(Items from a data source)
* * * * * * * * *

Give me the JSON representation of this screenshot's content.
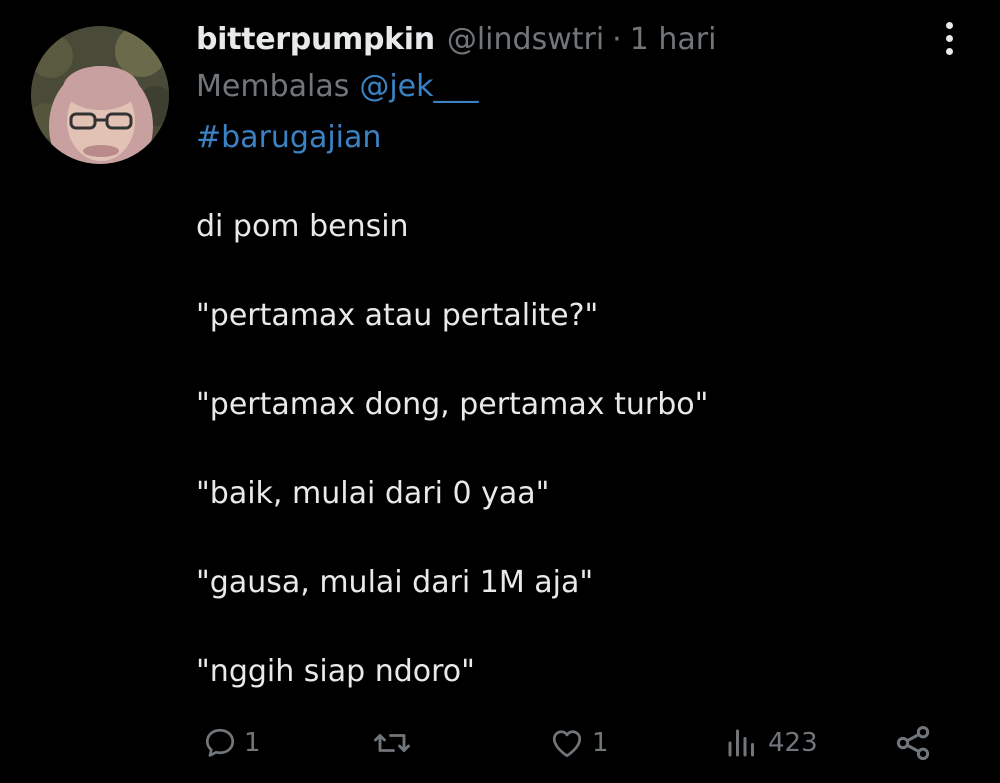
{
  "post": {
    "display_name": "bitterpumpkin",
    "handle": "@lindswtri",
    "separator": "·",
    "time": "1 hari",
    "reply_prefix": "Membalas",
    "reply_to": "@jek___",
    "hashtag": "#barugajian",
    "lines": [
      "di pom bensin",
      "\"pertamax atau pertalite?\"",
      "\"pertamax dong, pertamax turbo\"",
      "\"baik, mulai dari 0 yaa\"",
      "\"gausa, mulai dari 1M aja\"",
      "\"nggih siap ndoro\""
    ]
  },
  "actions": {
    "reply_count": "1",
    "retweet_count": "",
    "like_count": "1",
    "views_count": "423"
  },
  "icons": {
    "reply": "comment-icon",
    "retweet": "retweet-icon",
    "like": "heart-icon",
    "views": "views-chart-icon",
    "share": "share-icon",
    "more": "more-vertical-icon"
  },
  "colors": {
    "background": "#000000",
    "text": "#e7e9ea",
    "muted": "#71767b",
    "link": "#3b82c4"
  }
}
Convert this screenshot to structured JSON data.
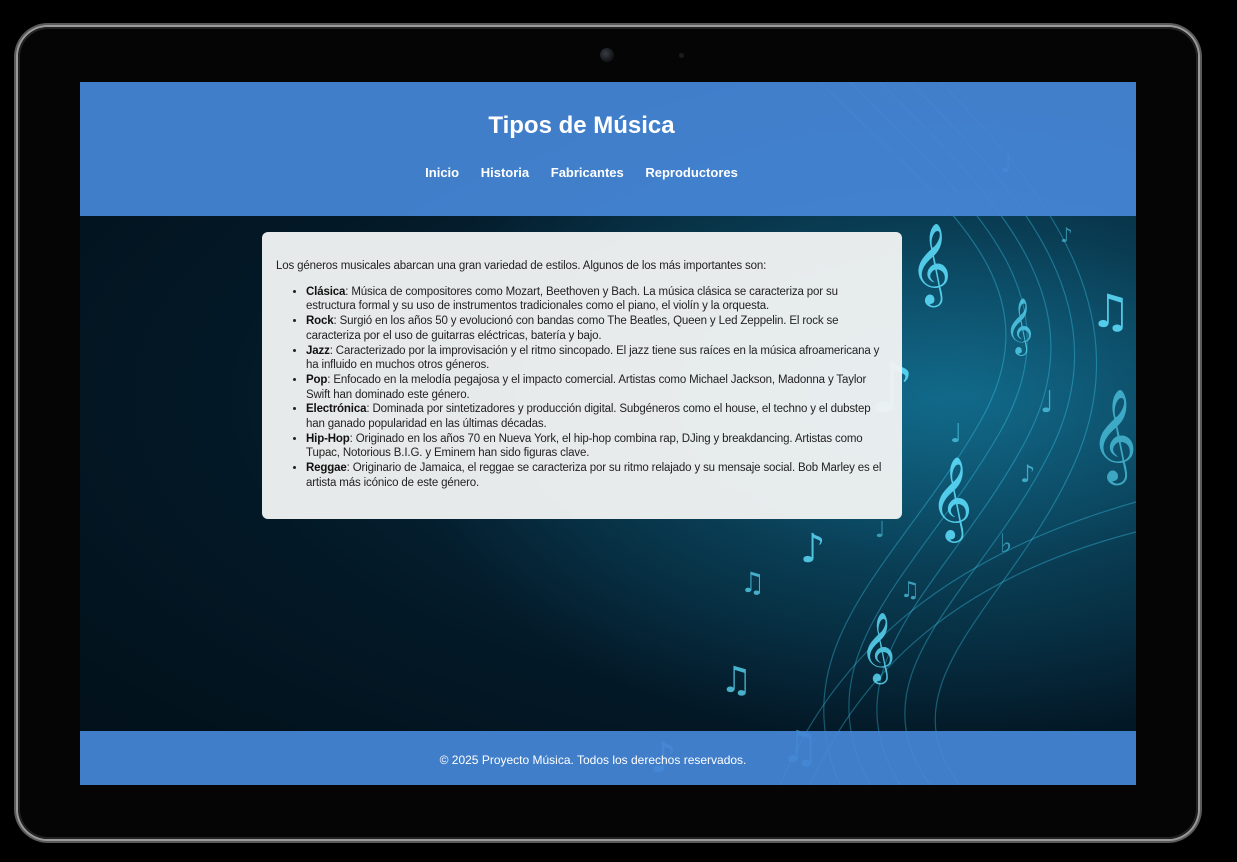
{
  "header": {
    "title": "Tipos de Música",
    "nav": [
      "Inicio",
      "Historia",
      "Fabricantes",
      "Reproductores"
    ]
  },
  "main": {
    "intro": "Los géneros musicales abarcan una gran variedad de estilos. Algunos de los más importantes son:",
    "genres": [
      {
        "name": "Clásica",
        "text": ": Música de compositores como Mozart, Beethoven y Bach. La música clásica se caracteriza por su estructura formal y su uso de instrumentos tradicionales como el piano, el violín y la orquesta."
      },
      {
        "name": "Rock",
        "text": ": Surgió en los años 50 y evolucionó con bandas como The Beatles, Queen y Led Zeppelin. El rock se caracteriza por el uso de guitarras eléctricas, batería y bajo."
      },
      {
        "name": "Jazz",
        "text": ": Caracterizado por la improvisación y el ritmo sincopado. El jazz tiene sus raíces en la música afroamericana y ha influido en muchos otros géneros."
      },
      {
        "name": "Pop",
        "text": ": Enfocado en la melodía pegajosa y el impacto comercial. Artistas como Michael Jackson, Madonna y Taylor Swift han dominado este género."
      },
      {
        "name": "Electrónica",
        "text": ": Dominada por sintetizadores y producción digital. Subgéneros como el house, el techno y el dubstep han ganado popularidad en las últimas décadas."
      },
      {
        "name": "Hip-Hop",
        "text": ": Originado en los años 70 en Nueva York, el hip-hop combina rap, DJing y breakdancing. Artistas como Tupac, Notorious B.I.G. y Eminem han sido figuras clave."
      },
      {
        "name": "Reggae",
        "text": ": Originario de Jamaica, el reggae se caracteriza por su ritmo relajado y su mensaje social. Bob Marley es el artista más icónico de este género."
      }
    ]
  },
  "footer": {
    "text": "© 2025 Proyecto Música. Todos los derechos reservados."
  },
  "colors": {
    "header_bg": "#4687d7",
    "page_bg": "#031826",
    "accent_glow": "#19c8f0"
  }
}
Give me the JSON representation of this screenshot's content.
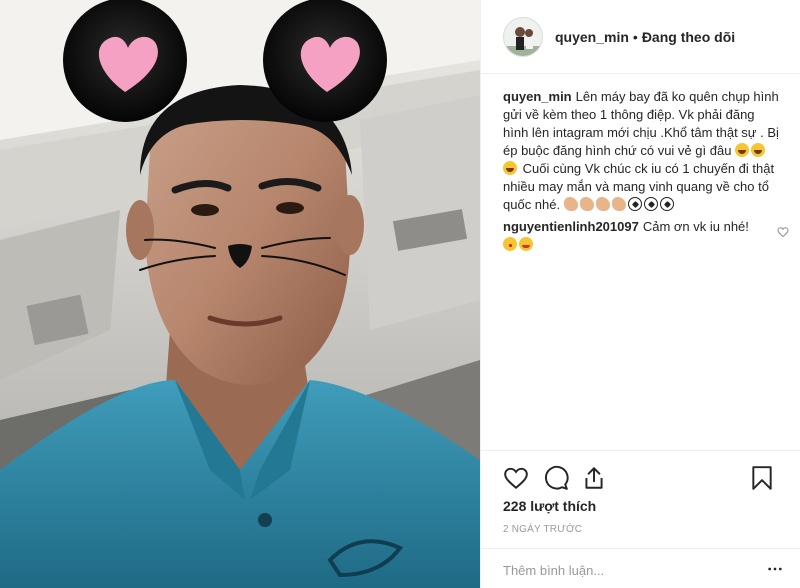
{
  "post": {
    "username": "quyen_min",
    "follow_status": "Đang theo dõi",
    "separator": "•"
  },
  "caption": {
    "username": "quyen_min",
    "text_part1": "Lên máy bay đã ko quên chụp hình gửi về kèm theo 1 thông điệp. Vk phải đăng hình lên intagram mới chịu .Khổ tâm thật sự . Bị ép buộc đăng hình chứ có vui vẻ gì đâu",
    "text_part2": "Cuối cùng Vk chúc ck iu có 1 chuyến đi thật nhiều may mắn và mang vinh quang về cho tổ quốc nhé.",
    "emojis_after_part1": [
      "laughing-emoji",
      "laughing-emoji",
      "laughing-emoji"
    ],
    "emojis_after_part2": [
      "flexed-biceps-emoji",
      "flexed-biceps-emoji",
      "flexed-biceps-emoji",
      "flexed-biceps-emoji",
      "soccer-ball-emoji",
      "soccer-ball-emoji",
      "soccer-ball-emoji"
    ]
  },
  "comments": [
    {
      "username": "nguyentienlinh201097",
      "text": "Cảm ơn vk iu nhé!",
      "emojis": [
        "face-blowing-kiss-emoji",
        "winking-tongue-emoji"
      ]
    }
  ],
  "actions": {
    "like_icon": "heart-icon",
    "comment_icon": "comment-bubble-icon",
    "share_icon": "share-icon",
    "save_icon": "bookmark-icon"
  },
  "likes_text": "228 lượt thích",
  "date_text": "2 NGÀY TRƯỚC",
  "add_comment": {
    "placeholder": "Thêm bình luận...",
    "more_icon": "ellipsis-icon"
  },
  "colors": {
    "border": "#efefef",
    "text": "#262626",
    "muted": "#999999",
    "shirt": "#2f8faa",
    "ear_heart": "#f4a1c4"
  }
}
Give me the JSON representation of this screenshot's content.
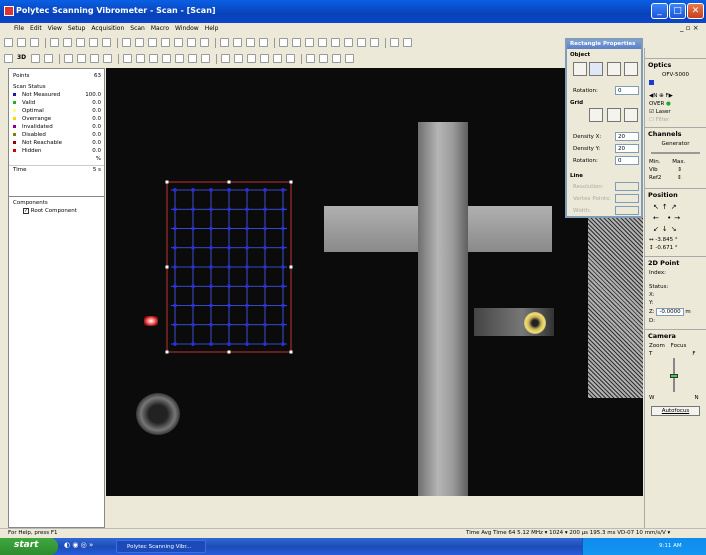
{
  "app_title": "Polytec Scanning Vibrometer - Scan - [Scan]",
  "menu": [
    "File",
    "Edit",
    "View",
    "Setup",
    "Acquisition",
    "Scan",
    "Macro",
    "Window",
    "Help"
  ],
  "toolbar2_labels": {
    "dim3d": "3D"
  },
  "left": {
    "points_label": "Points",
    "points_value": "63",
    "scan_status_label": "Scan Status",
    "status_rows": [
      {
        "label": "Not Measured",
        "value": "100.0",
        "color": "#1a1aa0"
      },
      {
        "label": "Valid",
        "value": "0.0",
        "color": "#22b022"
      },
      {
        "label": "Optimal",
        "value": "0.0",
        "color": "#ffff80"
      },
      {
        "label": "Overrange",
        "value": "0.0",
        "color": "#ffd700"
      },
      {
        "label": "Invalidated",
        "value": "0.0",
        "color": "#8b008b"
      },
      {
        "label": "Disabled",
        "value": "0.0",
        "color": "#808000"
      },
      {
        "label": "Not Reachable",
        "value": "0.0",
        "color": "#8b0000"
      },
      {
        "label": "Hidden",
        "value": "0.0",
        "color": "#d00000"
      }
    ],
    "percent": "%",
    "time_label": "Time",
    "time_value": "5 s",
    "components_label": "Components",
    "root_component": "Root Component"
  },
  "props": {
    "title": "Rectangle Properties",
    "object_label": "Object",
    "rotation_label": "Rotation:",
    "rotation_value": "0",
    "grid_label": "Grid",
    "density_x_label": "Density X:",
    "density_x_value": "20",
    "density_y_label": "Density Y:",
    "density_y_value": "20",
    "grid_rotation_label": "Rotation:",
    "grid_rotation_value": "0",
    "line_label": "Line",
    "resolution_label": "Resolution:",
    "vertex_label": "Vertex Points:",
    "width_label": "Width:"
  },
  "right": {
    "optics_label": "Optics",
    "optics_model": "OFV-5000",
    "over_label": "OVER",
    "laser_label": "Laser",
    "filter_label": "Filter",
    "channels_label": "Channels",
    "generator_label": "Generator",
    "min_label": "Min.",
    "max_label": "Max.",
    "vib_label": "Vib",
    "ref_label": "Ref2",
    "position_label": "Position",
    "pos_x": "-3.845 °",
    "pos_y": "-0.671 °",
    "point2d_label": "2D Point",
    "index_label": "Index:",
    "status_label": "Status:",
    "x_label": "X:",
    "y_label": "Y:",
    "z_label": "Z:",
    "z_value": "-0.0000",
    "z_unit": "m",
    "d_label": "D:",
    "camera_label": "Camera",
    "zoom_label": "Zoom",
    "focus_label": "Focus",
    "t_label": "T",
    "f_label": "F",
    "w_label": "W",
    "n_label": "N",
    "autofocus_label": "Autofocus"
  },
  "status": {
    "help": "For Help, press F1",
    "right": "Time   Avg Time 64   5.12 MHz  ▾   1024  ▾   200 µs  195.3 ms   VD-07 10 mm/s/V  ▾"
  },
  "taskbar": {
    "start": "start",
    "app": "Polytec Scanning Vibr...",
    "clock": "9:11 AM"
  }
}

* * * * * * * * *

• What is required
Take the data above and repeat it exactly, leaving each picture out.

• Answer for this exercise
Give me the JSON representation of this screenshot's content.
{
  "post": {
    "display_name": "bitterpumpkin",
    "handle": "@lindswtri",
    "separator": "·",
    "time": "1 hari",
    "reply_prefix": "Membalas",
    "reply_to": "@jek___",
    "hashtag": "#barugajian",
    "lines": [
      "di pom bensin",
      "\"pertamax atau pertalite?\"",
      "\"pertamax dong, pertamax turbo\"",
      "\"baik, mulai dari 0 yaa\"",
      "\"gausa, mulai dari 1M aja\"",
      "\"nggih siap ndoro\""
    ]
  },
  "actions": {
    "reply_count": "1",
    "retweet_count": "",
    "like_count": "1",
    "views_count": "423"
  },
  "icons": {
    "reply": "comment-icon",
    "retweet": "retweet-icon",
    "like": "heart-icon",
    "views": "views-chart-icon",
    "share": "share-icon",
    "more": "more-vertical-icon"
  },
  "colors": {
    "background": "#000000",
    "text": "#e7e9ea",
    "muted": "#71767b",
    "link": "#3b82c4"
  }
}
Convert this screenshot to structured JSON data.
{
  "header": {
    "title": "Tipos de Música",
    "nav": [
      "Inicio",
      "Historia",
      "Fabricantes",
      "Reproductores"
    ]
  },
  "main": {
    "intro": "Los géneros musicales abarcan una gran variedad de estilos. Algunos de los más importantes son:",
    "genres": [
      {
        "name": "Clásica",
        "text": ": Música de compositores como Mozart, Beethoven y Bach. La música clásica se caracteriza por su estructura formal y su uso de instrumentos tradicionales como el piano, el violín y la orquesta."
      },
      {
        "name": "Rock",
        "text": ": Surgió en los años 50 y evolucionó con bandas como The Beatles, Queen y Led Zeppelin. El rock se caracteriza por el uso de guitarras eléctricas, batería y bajo."
      },
      {
        "name": "Jazz",
        "text": ": Caracterizado por la improvisación y el ritmo sincopado. El jazz tiene sus raíces en la música afroamericana y ha influido en muchos otros géneros."
      },
      {
        "name": "Pop",
        "text": ": Enfocado en la melodía pegajosa y el impacto comercial. Artistas como Michael Jackson, Madonna y Taylor Swift han dominado este género."
      },
      {
        "name": "Electrónica",
        "text": ": Dominada por sintetizadores y producción digital. Subgéneros como el house, el techno y el dubstep han ganado popularidad en las últimas décadas."
      },
      {
        "name": "Hip-Hop",
        "text": ": Originado en los años 70 en Nueva York, el hip-hop combina rap, DJing y breakdancing. Artistas como Tupac, Notorious B.I.G. y Eminem han sido figuras clave."
      },
      {
        "name": "Reggae",
        "text": ": Originario de Jamaica, el reggae se caracteriza por su ritmo relajado y su mensaje social. Bob Marley es el artista más icónico de este género."
      }
    ]
  },
  "footer": {
    "text": "© 2025 Proyecto Música. Todos los derechos reservados."
  },
  "colors": {
    "header_bg": "#4687d7",
    "page_bg": "#031826",
    "accent_glow": "#19c8f0"
  }
}
Give me the JSON representation of this screenshot's content.
{
  "post": {
    "username": "quyen_min",
    "follow_status": "Đang theo dõi",
    "separator": "•"
  },
  "caption": {
    "username": "quyen_min",
    "text_part1": "Lên máy bay đã ko quên chụp hình gửi về kèm theo 1 thông điệp. Vk phải đăng hình lên intagram mới chịu .Khổ tâm thật sự . Bị ép buộc đăng hình chứ có vui vẻ gì đâu",
    "text_part2": "Cuối cùng Vk chúc ck iu có 1 chuyến đi thật nhiều may mắn và mang vinh quang về cho tổ quốc nhé.",
    "emojis_after_part1": [
      "laughing-emoji",
      "laughing-emoji",
      "laughing-emoji"
    ],
    "emojis_after_part2": [
      "flexed-biceps-emoji",
      "flexed-biceps-emoji",
      "flexed-biceps-emoji",
      "flexed-biceps-emoji",
      "soccer-ball-emoji",
      "soccer-ball-emoji",
      "soccer-ball-emoji"
    ]
  },
  "comments": [
    {
      "username": "nguyentienlinh201097",
      "text": "Cảm ơn vk iu nhé!",
      "emojis": [
        "face-blowing-kiss-emoji",
        "winking-tongue-emoji"
      ]
    }
  ],
  "actions": {
    "like_icon": "heart-icon",
    "comment_icon": "comment-bubble-icon",
    "share_icon": "share-icon",
    "save_icon": "bookmark-icon"
  },
  "likes_text": "228 lượt thích",
  "date_text": "2 NGÀY TRƯỚC",
  "add_comment": {
    "placeholder": "Thêm bình luận...",
    "more_icon": "ellipsis-icon"
  },
  "colors": {
    "border": "#efefef",
    "text": "#262626",
    "muted": "#999999",
    "shirt": "#2f8faa",
    "ear_heart": "#f4a1c4"
  }
}
Give me the JSON representation of this screenshot's content.
{
  "app_title": "Polytec Scanning Vibrometer - Scan - [Scan]",
  "menu": [
    "File",
    "Edit",
    "View",
    "Setup",
    "Acquisition",
    "Scan",
    "Macro",
    "Window",
    "Help"
  ],
  "toolbar2_labels": {
    "dim3d": "3D"
  },
  "left": {
    "points_label": "Points",
    "points_value": "63",
    "scan_status_label": "Scan Status",
    "status_rows": [
      {
        "label": "Not Measured",
        "value": "100.0",
        "color": "#1a1aa0"
      },
      {
        "label": "Valid",
        "value": "0.0",
        "color": "#22b022"
      },
      {
        "label": "Optimal",
        "value": "0.0",
        "color": "#ffff80"
      },
      {
        "label": "Overrange",
        "value": "0.0",
        "color": "#ffd700"
      },
      {
        "label": "Invalidated",
        "value": "0.0",
        "color": "#8b008b"
      },
      {
        "label": "Disabled",
        "value": "0.0",
        "color": "#808000"
      },
      {
        "label": "Not Reachable",
        "value": "0.0",
        "color": "#8b0000"
      },
      {
        "label": "Hidden",
        "value": "0.0",
        "color": "#d00000"
      }
    ],
    "percent": "%",
    "time_label": "Time",
    "time_value": "5 s",
    "components_label": "Components",
    "root_component": "Root Component"
  },
  "props": {
    "title": "Rectangle Properties",
    "object_label": "Object",
    "rotation_label": "Rotation:",
    "rotation_value": "0",
    "grid_label": "Grid",
    "density_x_label": "Density X:",
    "density_x_value": "20",
    "density_y_label": "Density Y:",
    "density_y_value": "20",
    "grid_rotation_label": "Rotation:",
    "grid_rotation_value": "0",
    "line_label": "Line",
    "resolution_label": "Resolution:",
    "vertex_label": "Vertex Points:",
    "width_label": "Width:"
  },
  "right": {
    "optics_label": "Optics",
    "optics_model": "OFV-5000",
    "over_label": "OVER",
    "laser_label": "Laser",
    "filter_label": "Filter",
    "channels_label": "Channels",
    "generator_label": "Generator",
    "min_label": "Min.",
    "max_label": "Max.",
    "vib_label": "Vib",
    "ref_label": "Ref2",
    "position_label": "Position",
    "pos_x": "-3.845 °",
    "pos_y": "-0.671 °",
    "point2d_label": "2D Point",
    "index_label": "Index:",
    "status_label": "Status:",
    "x_label": "X:",
    "y_label": "Y:",
    "z_label": "Z:",
    "z_value": "-0.0000",
    "z_unit": "m",
    "d_label": "D:",
    "camera_label": "Camera",
    "zoom_label": "Zoom",
    "focus_label": "Focus",
    "t_label": "T",
    "f_label": "F",
    "w_label": "W",
    "n_label": "N",
    "autofocus_label": "Autofocus"
  },
  "status": {
    "help": "For Help, press F1",
    "right": "Time   Avg Time 64   5.12 MHz  ▾   1024  ▾   200 µs  195.3 ms   VD-07 10 mm/s/V  ▾"
  },
  "taskbar": {
    "start": "start",
    "app": "Polytec Scanning Vibr...",
    "clock": "9:11 AM"
  }
}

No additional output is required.